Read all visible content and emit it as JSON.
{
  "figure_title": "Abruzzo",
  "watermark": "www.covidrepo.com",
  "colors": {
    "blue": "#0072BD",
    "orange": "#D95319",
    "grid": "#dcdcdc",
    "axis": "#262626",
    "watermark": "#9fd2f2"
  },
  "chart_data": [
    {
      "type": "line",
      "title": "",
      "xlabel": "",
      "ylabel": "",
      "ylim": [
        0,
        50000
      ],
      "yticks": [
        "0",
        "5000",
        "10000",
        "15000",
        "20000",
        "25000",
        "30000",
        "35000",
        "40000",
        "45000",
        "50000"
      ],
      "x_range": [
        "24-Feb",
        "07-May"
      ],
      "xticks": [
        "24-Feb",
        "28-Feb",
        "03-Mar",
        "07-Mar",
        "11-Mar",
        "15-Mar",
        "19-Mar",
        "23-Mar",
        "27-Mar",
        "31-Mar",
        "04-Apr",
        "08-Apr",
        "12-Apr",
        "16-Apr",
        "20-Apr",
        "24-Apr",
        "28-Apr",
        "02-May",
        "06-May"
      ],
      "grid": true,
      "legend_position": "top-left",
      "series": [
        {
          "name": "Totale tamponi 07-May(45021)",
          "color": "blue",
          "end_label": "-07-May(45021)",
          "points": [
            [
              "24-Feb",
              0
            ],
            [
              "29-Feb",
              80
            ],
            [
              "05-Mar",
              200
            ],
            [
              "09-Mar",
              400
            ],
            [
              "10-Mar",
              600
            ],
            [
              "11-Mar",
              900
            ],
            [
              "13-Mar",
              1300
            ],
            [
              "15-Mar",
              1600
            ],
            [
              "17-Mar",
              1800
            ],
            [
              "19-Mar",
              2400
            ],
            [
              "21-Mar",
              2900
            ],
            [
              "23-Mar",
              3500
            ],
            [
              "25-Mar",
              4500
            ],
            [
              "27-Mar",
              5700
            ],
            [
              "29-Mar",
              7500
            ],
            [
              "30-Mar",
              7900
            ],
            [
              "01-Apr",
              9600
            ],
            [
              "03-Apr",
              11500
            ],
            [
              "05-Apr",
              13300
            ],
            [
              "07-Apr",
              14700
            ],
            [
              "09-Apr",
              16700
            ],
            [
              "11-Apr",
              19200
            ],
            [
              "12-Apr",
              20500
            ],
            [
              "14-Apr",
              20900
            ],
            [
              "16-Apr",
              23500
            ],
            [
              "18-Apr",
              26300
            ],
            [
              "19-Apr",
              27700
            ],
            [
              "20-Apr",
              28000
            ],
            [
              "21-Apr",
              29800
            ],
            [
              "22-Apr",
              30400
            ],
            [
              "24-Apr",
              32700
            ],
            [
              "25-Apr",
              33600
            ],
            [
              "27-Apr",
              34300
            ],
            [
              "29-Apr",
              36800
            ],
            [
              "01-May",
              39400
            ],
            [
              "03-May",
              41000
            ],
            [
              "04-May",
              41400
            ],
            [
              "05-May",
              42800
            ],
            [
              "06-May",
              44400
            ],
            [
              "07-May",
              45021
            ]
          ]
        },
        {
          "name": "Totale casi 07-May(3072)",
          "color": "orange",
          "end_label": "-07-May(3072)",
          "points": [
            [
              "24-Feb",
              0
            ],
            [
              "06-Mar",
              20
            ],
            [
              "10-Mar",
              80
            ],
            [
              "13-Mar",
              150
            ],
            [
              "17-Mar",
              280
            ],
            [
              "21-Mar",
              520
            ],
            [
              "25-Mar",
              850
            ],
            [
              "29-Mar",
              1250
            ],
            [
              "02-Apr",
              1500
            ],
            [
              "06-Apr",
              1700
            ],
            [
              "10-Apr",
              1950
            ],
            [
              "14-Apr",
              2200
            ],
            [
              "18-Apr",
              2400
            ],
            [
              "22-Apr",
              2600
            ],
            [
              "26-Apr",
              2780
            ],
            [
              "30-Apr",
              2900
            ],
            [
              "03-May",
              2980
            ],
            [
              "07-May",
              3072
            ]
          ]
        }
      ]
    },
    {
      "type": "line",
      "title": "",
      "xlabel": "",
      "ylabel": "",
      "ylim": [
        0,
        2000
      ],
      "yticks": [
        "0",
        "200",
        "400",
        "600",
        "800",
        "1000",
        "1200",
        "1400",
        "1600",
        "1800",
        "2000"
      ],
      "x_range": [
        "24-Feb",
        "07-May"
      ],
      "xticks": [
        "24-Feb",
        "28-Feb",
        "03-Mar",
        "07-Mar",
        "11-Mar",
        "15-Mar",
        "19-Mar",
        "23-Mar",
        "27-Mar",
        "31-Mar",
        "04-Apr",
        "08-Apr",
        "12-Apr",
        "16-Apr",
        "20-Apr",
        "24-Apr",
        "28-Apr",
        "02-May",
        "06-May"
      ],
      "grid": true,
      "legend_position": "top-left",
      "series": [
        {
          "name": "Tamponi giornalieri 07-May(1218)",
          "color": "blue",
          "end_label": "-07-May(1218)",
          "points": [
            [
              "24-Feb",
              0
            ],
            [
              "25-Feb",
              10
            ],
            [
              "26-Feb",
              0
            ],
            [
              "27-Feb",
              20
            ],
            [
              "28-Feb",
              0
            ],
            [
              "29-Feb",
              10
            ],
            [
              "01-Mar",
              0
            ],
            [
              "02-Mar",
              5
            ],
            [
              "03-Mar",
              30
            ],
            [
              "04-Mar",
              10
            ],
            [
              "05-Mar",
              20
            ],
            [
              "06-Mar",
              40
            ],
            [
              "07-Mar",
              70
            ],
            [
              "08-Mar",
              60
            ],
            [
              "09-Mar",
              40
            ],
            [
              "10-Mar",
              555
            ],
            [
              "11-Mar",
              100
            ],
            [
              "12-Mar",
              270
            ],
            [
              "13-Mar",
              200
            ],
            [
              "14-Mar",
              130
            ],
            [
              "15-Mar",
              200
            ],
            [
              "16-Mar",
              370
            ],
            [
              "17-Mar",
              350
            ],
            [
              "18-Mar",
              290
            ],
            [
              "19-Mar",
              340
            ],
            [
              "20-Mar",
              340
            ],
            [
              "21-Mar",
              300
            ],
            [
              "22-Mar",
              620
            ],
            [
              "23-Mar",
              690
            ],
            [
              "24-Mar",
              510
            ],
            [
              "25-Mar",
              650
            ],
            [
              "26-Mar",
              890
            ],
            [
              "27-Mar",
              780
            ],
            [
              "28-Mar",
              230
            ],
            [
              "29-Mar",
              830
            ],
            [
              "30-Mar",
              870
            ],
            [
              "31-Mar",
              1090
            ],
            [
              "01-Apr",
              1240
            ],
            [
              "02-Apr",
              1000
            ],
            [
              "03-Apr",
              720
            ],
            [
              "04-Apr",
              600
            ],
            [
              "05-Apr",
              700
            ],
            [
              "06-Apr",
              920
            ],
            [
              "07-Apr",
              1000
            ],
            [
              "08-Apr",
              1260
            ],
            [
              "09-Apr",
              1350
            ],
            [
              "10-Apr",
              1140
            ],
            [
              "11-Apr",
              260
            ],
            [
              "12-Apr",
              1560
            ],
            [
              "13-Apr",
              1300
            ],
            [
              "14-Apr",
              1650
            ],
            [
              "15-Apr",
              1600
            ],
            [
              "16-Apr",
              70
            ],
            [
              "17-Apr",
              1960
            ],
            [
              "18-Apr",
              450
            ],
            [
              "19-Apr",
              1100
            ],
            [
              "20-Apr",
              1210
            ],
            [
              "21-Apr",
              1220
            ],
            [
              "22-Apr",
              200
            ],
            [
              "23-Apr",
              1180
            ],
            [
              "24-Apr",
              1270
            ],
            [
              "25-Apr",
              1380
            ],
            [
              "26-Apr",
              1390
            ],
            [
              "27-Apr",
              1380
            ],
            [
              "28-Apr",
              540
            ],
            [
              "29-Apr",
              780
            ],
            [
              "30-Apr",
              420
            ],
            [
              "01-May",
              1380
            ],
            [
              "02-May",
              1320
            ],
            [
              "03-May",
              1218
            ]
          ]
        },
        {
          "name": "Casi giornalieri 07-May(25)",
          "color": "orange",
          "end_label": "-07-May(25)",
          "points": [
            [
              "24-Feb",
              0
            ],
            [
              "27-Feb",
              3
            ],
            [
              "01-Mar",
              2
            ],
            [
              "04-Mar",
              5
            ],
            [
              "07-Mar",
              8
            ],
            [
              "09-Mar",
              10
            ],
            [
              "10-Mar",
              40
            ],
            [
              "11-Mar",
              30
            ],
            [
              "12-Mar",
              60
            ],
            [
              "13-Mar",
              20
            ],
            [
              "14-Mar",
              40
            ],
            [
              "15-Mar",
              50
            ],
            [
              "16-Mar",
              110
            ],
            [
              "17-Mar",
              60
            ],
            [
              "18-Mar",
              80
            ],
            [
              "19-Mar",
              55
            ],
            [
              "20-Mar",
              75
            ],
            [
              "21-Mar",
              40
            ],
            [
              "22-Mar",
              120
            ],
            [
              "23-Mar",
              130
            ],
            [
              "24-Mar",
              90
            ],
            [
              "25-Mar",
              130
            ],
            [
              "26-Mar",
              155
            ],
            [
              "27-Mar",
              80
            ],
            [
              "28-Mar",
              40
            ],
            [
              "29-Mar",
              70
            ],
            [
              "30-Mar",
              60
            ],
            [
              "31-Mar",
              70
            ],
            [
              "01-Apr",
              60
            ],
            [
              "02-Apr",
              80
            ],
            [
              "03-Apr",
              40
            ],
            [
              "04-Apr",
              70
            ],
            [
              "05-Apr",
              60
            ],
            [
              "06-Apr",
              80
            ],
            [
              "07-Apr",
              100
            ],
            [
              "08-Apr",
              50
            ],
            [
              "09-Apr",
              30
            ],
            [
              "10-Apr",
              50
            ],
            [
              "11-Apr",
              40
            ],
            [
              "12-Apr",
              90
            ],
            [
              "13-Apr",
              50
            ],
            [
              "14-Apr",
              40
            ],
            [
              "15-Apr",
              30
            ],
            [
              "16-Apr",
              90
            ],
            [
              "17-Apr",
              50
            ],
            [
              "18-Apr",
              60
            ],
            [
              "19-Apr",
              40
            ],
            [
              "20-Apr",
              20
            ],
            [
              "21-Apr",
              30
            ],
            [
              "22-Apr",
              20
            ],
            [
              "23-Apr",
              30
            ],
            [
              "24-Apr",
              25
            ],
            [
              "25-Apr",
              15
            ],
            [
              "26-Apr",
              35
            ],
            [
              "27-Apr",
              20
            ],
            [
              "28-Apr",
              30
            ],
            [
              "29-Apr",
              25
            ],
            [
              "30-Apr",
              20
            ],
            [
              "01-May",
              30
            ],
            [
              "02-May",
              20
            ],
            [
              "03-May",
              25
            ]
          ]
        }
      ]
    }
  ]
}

================================

## Exercise details:
Show the lines of the records that include the string "watermark".

## Answer to the problem:
  "watermark": "www.covidrepo.com",
    "watermark": "#9fd2f2"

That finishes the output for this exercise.